===== Given information
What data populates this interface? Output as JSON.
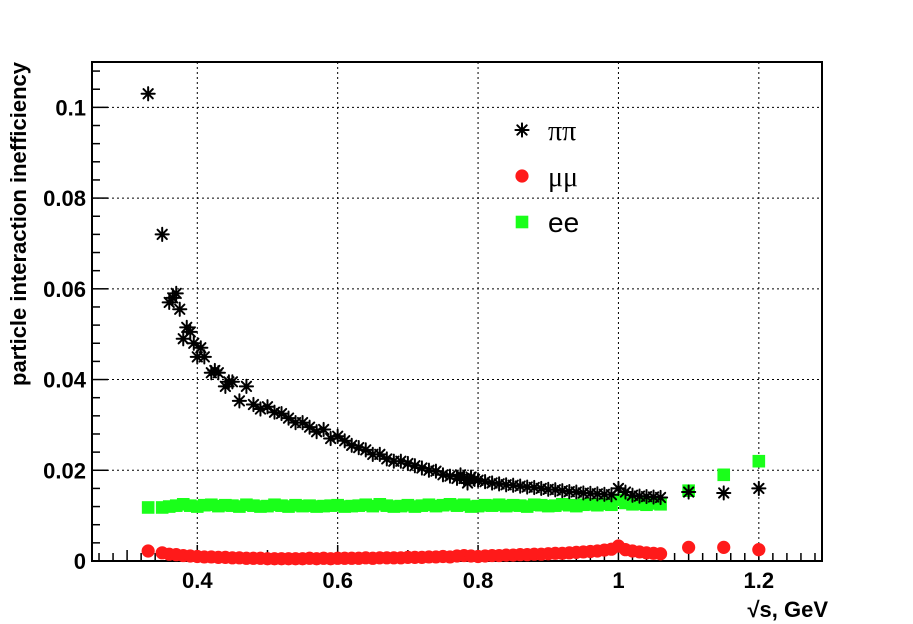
{
  "chart_data": {
    "type": "scatter",
    "title": "",
    "xlabel": "√s, GeV",
    "ylabel": "particle interaction inefficiency",
    "xlim": [
      0.25,
      1.29
    ],
    "ylim": [
      0,
      0.11
    ],
    "x_ticks": [
      0.4,
      0.6,
      0.8,
      1.0,
      1.2
    ],
    "x_tick_labels": [
      "0.4",
      "0.6",
      "0.8",
      "1",
      "1.2"
    ],
    "y_ticks": [
      0,
      0.02,
      0.04,
      0.06,
      0.08,
      0.1
    ],
    "y_tick_labels": [
      "0",
      "0.02",
      "0.04",
      "0.06",
      "0.08",
      "0.1"
    ],
    "grid": true,
    "legend_position": "top-center",
    "series": [
      {
        "name": "ππ",
        "marker": "star",
        "color": "#000000",
        "x": [
          0.33,
          0.35,
          0.36,
          0.365,
          0.37,
          0.375,
          0.38,
          0.385,
          0.39,
          0.395,
          0.4,
          0.405,
          0.41,
          0.42,
          0.425,
          0.43,
          0.44,
          0.445,
          0.45,
          0.46,
          0.47,
          0.48,
          0.49,
          0.5,
          0.51,
          0.52,
          0.53,
          0.54,
          0.55,
          0.56,
          0.57,
          0.58,
          0.59,
          0.6,
          0.61,
          0.62,
          0.63,
          0.64,
          0.65,
          0.66,
          0.67,
          0.68,
          0.69,
          0.7,
          0.71,
          0.72,
          0.73,
          0.74,
          0.75,
          0.76,
          0.77,
          0.775,
          0.78,
          0.785,
          0.79,
          0.795,
          0.8,
          0.81,
          0.82,
          0.83,
          0.84,
          0.85,
          0.86,
          0.87,
          0.88,
          0.89,
          0.9,
          0.91,
          0.92,
          0.93,
          0.94,
          0.95,
          0.96,
          0.97,
          0.98,
          0.99,
          1.0,
          1.01,
          1.02,
          1.03,
          1.04,
          1.05,
          1.06,
          1.1,
          1.15,
          1.2
        ],
        "y": [
          0.103,
          0.072,
          0.057,
          0.058,
          0.059,
          0.0555,
          0.049,
          0.0515,
          0.0505,
          0.048,
          0.045,
          0.047,
          0.045,
          0.0415,
          0.042,
          0.0415,
          0.0385,
          0.0395,
          0.0395,
          0.0353,
          0.0385,
          0.0345,
          0.0335,
          0.034,
          0.0328,
          0.0325,
          0.0315,
          0.0305,
          0.0305,
          0.0295,
          0.0285,
          0.029,
          0.027,
          0.0275,
          0.0265,
          0.0255,
          0.025,
          0.0245,
          0.0235,
          0.0235,
          0.0225,
          0.022,
          0.022,
          0.0215,
          0.021,
          0.0205,
          0.02,
          0.0198,
          0.019,
          0.0187,
          0.0182,
          0.019,
          0.0182,
          0.0172,
          0.0185,
          0.018,
          0.0178,
          0.0175,
          0.0172,
          0.017,
          0.0168,
          0.0167,
          0.0165,
          0.0163,
          0.0162,
          0.016,
          0.0158,
          0.0157,
          0.0155,
          0.0153,
          0.0152,
          0.015,
          0.0149,
          0.0148,
          0.0147,
          0.0146,
          0.016,
          0.0152,
          0.0145,
          0.0143,
          0.0142,
          0.0141,
          0.014,
          0.0152,
          0.015,
          0.016
        ]
      },
      {
        "name": "μμ",
        "marker": "circle",
        "color": "#ff1a1a",
        "x": [
          0.33,
          0.35,
          0.36,
          0.37,
          0.38,
          0.39,
          0.4,
          0.41,
          0.42,
          0.43,
          0.44,
          0.45,
          0.46,
          0.47,
          0.48,
          0.49,
          0.5,
          0.51,
          0.52,
          0.53,
          0.54,
          0.55,
          0.56,
          0.57,
          0.58,
          0.59,
          0.6,
          0.61,
          0.62,
          0.63,
          0.64,
          0.65,
          0.66,
          0.67,
          0.68,
          0.69,
          0.7,
          0.71,
          0.72,
          0.73,
          0.74,
          0.75,
          0.76,
          0.77,
          0.78,
          0.79,
          0.8,
          0.81,
          0.82,
          0.83,
          0.84,
          0.85,
          0.86,
          0.87,
          0.88,
          0.89,
          0.9,
          0.91,
          0.92,
          0.93,
          0.94,
          0.95,
          0.96,
          0.97,
          0.98,
          0.99,
          1.0,
          1.01,
          1.02,
          1.03,
          1.04,
          1.05,
          1.06,
          1.1,
          1.15,
          1.2
        ],
        "y": [
          0.0022,
          0.0018,
          0.0015,
          0.0014,
          0.0012,
          0.0011,
          0.001,
          0.0009,
          0.0009,
          0.0008,
          0.0008,
          0.0007,
          0.0007,
          0.0006,
          0.0006,
          0.0006,
          0.0005,
          0.0005,
          0.0005,
          0.0005,
          0.0005,
          0.0005,
          0.0006,
          0.0005,
          0.0006,
          0.0005,
          0.0006,
          0.0006,
          0.0006,
          0.0006,
          0.0007,
          0.0006,
          0.0007,
          0.0007,
          0.0007,
          0.0007,
          0.0008,
          0.0008,
          0.0008,
          0.0009,
          0.0009,
          0.001,
          0.0009,
          0.0011,
          0.0012,
          0.0011,
          0.001,
          0.0011,
          0.0012,
          0.0012,
          0.0013,
          0.0013,
          0.0014,
          0.0014,
          0.0015,
          0.0015,
          0.0016,
          0.0017,
          0.0017,
          0.0018,
          0.0019,
          0.002,
          0.0021,
          0.0022,
          0.0024,
          0.0026,
          0.0033,
          0.0025,
          0.0022,
          0.002,
          0.0018,
          0.0017,
          0.0016,
          0.003,
          0.003,
          0.0025
        ]
      },
      {
        "name": "ee",
        "marker": "square",
        "color": "#1aff1a",
        "x": [
          0.33,
          0.35,
          0.36,
          0.37,
          0.38,
          0.39,
          0.4,
          0.41,
          0.42,
          0.43,
          0.44,
          0.45,
          0.46,
          0.47,
          0.48,
          0.49,
          0.5,
          0.51,
          0.52,
          0.53,
          0.54,
          0.55,
          0.56,
          0.57,
          0.58,
          0.59,
          0.6,
          0.61,
          0.62,
          0.63,
          0.64,
          0.65,
          0.66,
          0.67,
          0.68,
          0.69,
          0.7,
          0.71,
          0.72,
          0.73,
          0.74,
          0.75,
          0.76,
          0.77,
          0.78,
          0.79,
          0.8,
          0.81,
          0.82,
          0.83,
          0.84,
          0.85,
          0.86,
          0.87,
          0.88,
          0.89,
          0.9,
          0.91,
          0.92,
          0.93,
          0.94,
          0.95,
          0.96,
          0.97,
          0.98,
          0.99,
          1.0,
          1.01,
          1.02,
          1.03,
          1.04,
          1.05,
          1.06,
          1.1,
          1.15,
          1.2
        ],
        "y": [
          0.0118,
          0.0118,
          0.012,
          0.0122,
          0.0125,
          0.0122,
          0.012,
          0.0123,
          0.0124,
          0.0121,
          0.0123,
          0.0122,
          0.012,
          0.0124,
          0.0122,
          0.012,
          0.0121,
          0.0124,
          0.0122,
          0.012,
          0.0123,
          0.0121,
          0.0122,
          0.012,
          0.0121,
          0.0122,
          0.0123,
          0.012,
          0.0121,
          0.0122,
          0.0124,
          0.0121,
          0.0125,
          0.0122,
          0.012,
          0.0121,
          0.0123,
          0.012,
          0.0122,
          0.0124,
          0.0121,
          0.0123,
          0.0125,
          0.0122,
          0.0124,
          0.012,
          0.0121,
          0.0123,
          0.0122,
          0.0124,
          0.0121,
          0.0123,
          0.0122,
          0.012,
          0.0124,
          0.0123,
          0.0121,
          0.0122,
          0.0125,
          0.0123,
          0.0121,
          0.0124,
          0.0125,
          0.0123,
          0.0126,
          0.0124,
          0.0135,
          0.0128,
          0.0125,
          0.0126,
          0.0124,
          0.0127,
          0.0125,
          0.0155,
          0.019,
          0.022
        ]
      }
    ]
  }
}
==========
What the exercise asks: Write out every line from the entries where "marker" appears.

Worked solution:
        "marker": "star",
        "marker": "circle",
        "marker": "square",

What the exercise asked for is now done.